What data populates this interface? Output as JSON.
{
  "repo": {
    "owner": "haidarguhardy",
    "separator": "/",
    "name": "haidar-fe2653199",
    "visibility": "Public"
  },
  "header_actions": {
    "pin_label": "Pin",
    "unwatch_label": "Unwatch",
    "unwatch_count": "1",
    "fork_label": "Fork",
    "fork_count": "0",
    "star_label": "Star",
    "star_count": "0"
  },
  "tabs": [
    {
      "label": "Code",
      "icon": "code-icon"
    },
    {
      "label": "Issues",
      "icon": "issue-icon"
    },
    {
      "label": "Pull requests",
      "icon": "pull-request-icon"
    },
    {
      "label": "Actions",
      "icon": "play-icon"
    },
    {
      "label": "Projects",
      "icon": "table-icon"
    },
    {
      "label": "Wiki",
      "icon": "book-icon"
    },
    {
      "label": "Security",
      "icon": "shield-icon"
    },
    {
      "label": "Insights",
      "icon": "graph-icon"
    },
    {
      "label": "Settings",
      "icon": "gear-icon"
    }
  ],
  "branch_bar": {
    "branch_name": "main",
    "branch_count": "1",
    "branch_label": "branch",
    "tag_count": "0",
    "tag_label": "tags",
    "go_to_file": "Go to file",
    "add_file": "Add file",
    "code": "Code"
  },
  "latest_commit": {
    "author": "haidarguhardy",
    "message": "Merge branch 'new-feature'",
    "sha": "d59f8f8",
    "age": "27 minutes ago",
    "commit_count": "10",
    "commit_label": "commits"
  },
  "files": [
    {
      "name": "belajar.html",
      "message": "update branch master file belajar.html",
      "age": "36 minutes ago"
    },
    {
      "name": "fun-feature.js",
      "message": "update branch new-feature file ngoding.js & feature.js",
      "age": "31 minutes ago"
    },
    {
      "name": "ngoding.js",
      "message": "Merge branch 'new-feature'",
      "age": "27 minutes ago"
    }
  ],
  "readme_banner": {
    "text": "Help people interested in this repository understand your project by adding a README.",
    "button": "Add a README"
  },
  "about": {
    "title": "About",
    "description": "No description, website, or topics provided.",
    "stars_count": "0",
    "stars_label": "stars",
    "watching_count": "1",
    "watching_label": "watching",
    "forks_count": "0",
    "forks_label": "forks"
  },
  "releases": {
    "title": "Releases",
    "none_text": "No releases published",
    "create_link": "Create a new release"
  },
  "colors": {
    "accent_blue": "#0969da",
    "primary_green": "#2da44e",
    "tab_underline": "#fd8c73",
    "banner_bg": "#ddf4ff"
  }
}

=-=-=

▶ TASK INSTRUCTIONS:
Reproduce the material exactly, with every line intact.

▶ ANSWER TO THIS EXERCISE:
What data populates this interface? Output as JSON.
{
  "repo": {
    "owner": "haidarguhardy",
    "separator": "/",
    "name": "haidar-fe2653199",
    "visibility": "Public"
  },
  "header_actions": {
    "pin_label": "Pin",
    "unwatch_label": "Unwatch",
    "unwatch_count": "1",
    "fork_label": "Fork",
    "fork_count": "0",
    "star_label": "Star",
    "star_count": "0"
  },
  "tabs": [
    {
      "label": "Code",
      "icon": "code-icon"
    },
    {
      "label": "Issues",
      "icon": "issue-icon"
    },
    {
      "label": "Pull requests",
      "icon": "pull-request-icon"
    },
    {
      "label": "Actions",
      "icon": "play-icon"
    },
    {
      "label": "Projects",
      "icon": "table-icon"
    },
    {
      "label": "Wiki",
      "icon": "book-icon"
    },
    {
      "label": "Security",
      "icon": "shield-icon"
    },
    {
      "label": "Insights",
      "icon": "graph-icon"
    },
    {
      "label": "Settings",
      "icon": "gear-icon"
    }
  ],
  "branch_bar": {
    "branch_name": "main",
    "branch_count": "1",
    "branch_label": "branch",
    "tag_count": "0",
    "tag_label": "tags",
    "go_to_file": "Go to file",
    "add_file": "Add file",
    "code": "Code"
  },
  "latest_commit": {
    "author": "haidarguhardy",
    "message": "Merge branch 'new-feature'",
    "sha": "d59f8f8",
    "age": "27 minutes ago",
    "commit_count": "10",
    "commit_label": "commits"
  },
  "files": [
    {
      "name": "belajar.html",
      "message": "update branch master file belajar.html",
      "age": "36 minutes ago"
    },
    {
      "name": "fun-feature.js",
      "message": "update branch new-feature file ngoding.js & feature.js",
      "age": "31 minutes ago"
    },
    {
      "name": "ngoding.js",
      "message": "Merge branch 'new-feature'",
      "age": "27 minutes ago"
    }
  ],
  "readme_banner": {
    "text": "Help people interested in this repository understand your project by adding a README.",
    "button": "Add a README"
  },
  "about": {
    "title": "About",
    "description": "No description, website, or topics provided.",
    "stars_count": "0",
    "stars_label": "stars",
    "watching_count": "1",
    "watching_label": "watching",
    "forks_count": "0",
    "forks_label": "forks"
  },
  "releases": {
    "title": "Releases",
    "none_text": "No releases published",
    "create_link": "Create a new release"
  },
  "colors": {
    "accent_blue": "#0969da",
    "primary_green": "#2da44e",
    "tab_underline": "#fd8c73",
    "banner_bg": "#ddf4ff"
  }
}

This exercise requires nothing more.